→ **WHAT THE TASK REQUIRES**:
Without leaving out a single line, copy the records exactly.

[Data excerpts]
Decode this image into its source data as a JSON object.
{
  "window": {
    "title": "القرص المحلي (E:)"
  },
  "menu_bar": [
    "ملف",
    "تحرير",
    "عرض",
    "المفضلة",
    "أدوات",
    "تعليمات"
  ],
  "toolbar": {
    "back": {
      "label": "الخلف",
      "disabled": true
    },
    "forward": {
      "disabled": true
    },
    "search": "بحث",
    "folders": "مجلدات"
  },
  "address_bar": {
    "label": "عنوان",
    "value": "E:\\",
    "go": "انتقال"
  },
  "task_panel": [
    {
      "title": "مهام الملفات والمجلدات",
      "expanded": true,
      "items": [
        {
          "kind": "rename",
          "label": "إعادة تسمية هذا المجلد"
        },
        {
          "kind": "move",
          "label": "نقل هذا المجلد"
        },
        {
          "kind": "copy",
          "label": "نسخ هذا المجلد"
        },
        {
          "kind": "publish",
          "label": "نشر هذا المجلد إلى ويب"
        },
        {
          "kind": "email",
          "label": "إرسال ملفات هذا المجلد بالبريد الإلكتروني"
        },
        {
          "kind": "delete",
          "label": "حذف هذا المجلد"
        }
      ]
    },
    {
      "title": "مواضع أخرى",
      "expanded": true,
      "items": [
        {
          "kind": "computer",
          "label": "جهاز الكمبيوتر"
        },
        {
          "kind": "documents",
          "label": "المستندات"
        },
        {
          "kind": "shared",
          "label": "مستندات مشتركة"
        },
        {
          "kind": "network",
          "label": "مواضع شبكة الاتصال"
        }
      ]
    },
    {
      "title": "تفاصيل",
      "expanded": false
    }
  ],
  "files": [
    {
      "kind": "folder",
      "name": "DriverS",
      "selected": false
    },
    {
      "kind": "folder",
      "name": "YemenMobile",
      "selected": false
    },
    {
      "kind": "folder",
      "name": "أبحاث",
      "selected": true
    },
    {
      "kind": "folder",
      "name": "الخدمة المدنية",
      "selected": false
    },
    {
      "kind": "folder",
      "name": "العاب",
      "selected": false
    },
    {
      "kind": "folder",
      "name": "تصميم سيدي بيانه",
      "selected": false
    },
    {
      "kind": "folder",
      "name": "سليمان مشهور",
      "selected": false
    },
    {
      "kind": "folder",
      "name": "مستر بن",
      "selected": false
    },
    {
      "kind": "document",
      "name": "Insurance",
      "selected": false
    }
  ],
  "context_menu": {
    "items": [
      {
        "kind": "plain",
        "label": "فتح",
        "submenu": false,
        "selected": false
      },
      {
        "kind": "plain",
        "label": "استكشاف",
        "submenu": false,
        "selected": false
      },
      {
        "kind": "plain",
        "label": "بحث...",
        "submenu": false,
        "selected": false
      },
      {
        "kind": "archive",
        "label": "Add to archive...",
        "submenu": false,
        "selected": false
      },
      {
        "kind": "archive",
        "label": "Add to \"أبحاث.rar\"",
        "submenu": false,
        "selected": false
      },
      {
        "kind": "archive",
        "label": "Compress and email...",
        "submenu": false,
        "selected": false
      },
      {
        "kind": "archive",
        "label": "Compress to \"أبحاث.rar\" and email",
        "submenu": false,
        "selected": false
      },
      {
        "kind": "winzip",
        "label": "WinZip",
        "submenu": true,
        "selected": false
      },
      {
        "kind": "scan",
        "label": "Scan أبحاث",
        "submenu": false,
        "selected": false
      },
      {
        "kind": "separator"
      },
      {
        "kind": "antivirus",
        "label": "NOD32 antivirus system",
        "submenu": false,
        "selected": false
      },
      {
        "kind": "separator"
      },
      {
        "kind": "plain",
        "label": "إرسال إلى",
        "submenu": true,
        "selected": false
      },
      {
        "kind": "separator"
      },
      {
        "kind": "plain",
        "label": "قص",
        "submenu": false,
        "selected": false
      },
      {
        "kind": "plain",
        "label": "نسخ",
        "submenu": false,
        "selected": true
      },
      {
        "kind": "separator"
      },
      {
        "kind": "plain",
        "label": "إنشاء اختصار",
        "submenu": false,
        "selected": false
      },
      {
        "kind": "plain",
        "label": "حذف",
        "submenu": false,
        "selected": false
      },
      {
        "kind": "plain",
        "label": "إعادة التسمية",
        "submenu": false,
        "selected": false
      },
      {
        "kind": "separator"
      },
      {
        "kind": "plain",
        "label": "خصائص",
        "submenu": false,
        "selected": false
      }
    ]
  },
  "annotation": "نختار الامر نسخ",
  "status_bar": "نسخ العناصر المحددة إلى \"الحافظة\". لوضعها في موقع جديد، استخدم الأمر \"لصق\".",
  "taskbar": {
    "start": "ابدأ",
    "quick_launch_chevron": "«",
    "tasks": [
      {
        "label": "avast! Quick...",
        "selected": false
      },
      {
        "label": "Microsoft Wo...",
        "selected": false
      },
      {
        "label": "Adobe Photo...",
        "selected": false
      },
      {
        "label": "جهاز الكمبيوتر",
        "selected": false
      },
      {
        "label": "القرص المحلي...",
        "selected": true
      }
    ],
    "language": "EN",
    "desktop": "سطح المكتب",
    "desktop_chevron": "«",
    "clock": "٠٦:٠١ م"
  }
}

→ **RESPONSE BELOW**:
Decode this image into its source data as a JSON object.
{
  "window": {
    "title": "القرص المحلي (E:)"
  },
  "menu_bar": [
    "ملف",
    "تحرير",
    "عرض",
    "المفضلة",
    "أدوات",
    "تعليمات"
  ],
  "toolbar": {
    "back": {
      "label": "الخلف",
      "disabled": true
    },
    "forward": {
      "disabled": true
    },
    "search": "بحث",
    "folders": "مجلدات"
  },
  "address_bar": {
    "label": "عنوان",
    "value": "E:\\",
    "go": "انتقال"
  },
  "task_panel": [
    {
      "title": "مهام الملفات والمجلدات",
      "expanded": true,
      "items": [
        {
          "kind": "rename",
          "label": "إعادة تسمية هذا المجلد"
        },
        {
          "kind": "move",
          "label": "نقل هذا المجلد"
        },
        {
          "kind": "copy",
          "label": "نسخ هذا المجلد"
        },
        {
          "kind": "publish",
          "label": "نشر هذا المجلد إلى ويب"
        },
        {
          "kind": "email",
          "label": "إرسال ملفات هذا المجلد بالبريد الإلكتروني"
        },
        {
          "kind": "delete",
          "label": "حذف هذا المجلد"
        }
      ]
    },
    {
      "title": "مواضع أخرى",
      "expanded": true,
      "items": [
        {
          "kind": "computer",
          "label": "جهاز الكمبيوتر"
        },
        {
          "kind": "documents",
          "label": "المستندات"
        },
        {
          "kind": "shared",
          "label": "مستندات مشتركة"
        },
        {
          "kind": "network",
          "label": "مواضع شبكة الاتصال"
        }
      ]
    },
    {
      "title": "تفاصيل",
      "expanded": false
    }
  ],
  "files": [
    {
      "kind": "folder",
      "name": "DriverS",
      "selected": false
    },
    {
      "kind": "folder",
      "name": "YemenMobile",
      "selected": false
    },
    {
      "kind": "folder",
      "name": "أبحاث",
      "selected": true
    },
    {
      "kind": "folder",
      "name": "الخدمة المدنية",
      "selected": false
    },
    {
      "kind": "folder",
      "name": "العاب",
      "selected": false
    },
    {
      "kind": "folder",
      "name": "تصميم سيدي بيانه",
      "selected": false
    },
    {
      "kind": "folder",
      "name": "سليمان مشهور",
      "selected": false
    },
    {
      "kind": "folder",
      "name": "مستر بن",
      "selected": false
    },
    {
      "kind": "document",
      "name": "Insurance",
      "selected": false
    }
  ],
  "context_menu": {
    "items": [
      {
        "kind": "plain",
        "label": "فتح",
        "submenu": false,
        "selected": false
      },
      {
        "kind": "plain",
        "label": "استكشاف",
        "submenu": false,
        "selected": false
      },
      {
        "kind": "plain",
        "label": "بحث...",
        "submenu": false,
        "selected": false
      },
      {
        "kind": "archive",
        "label": "Add to archive...",
        "submenu": false,
        "selected": false
      },
      {
        "kind": "archive",
        "label": "Add to \"أبحاث.rar\"",
        "submenu": false,
        "selected": false
      },
      {
        "kind": "archive",
        "label": "Compress and email...",
        "submenu": false,
        "selected": false
      },
      {
        "kind": "archive",
        "label": "Compress to \"أبحاث.rar\" and email",
        "submenu": false,
        "selected": false
      },
      {
        "kind": "winzip",
        "label": "WinZip",
        "submenu": true,
        "selected": false
      },
      {
        "kind": "scan",
        "label": "Scan أبحاث",
        "submenu": false,
        "selected": false
      },
      {
        "kind": "separator"
      },
      {
        "kind": "antivirus",
        "label": "NOD32 antivirus system",
        "submenu": false,
        "selected": false
      },
      {
        "kind": "separator"
      },
      {
        "kind": "plain",
        "label": "إرسال إلى",
        "submenu": true,
        "selected": false
      },
      {
        "kind": "separator"
      },
      {
        "kind": "plain",
        "label": "قص",
        "submenu": false,
        "selected": false
      },
      {
        "kind": "plain",
        "label": "نسخ",
        "submenu": false,
        "selected": true
      },
      {
        "kind": "separator"
      },
      {
        "kind": "plain",
        "label": "إنشاء اختصار",
        "submenu": false,
        "selected": false
      },
      {
        "kind": "plain",
        "label": "حذف",
        "submenu": false,
        "selected": false
      },
      {
        "kind": "plain",
        "label": "إعادة التسمية",
        "submenu": false,
        "selected": false
      },
      {
        "kind": "separator"
      },
      {
        "kind": "plain",
        "label": "خصائص",
        "submenu": false,
        "selected": false
      }
    ]
  },
  "annotation": "نختار الامر نسخ",
  "status_bar": "نسخ العناصر المحددة إلى \"الحافظة\". لوضعها في موقع جديد، استخدم الأمر \"لصق\".",
  "taskbar": {
    "start": "ابدأ",
    "quick_launch_chevron": "«",
    "tasks": [
      {
        "label": "avast! Quick...",
        "selected": false
      },
      {
        "label": "Microsoft Wo...",
        "selected": false
      },
      {
        "label": "Adobe Photo...",
        "selected": false
      },
      {
        "label": "جهاز الكمبيوتر",
        "selected": false
      },
      {
        "label": "القرص المحلي...",
        "selected": true
      }
    ],
    "language": "EN",
    "desktop": "سطح المكتب",
    "desktop_chevron": "«",
    "clock": "٠٦:٠١ م"
  }
}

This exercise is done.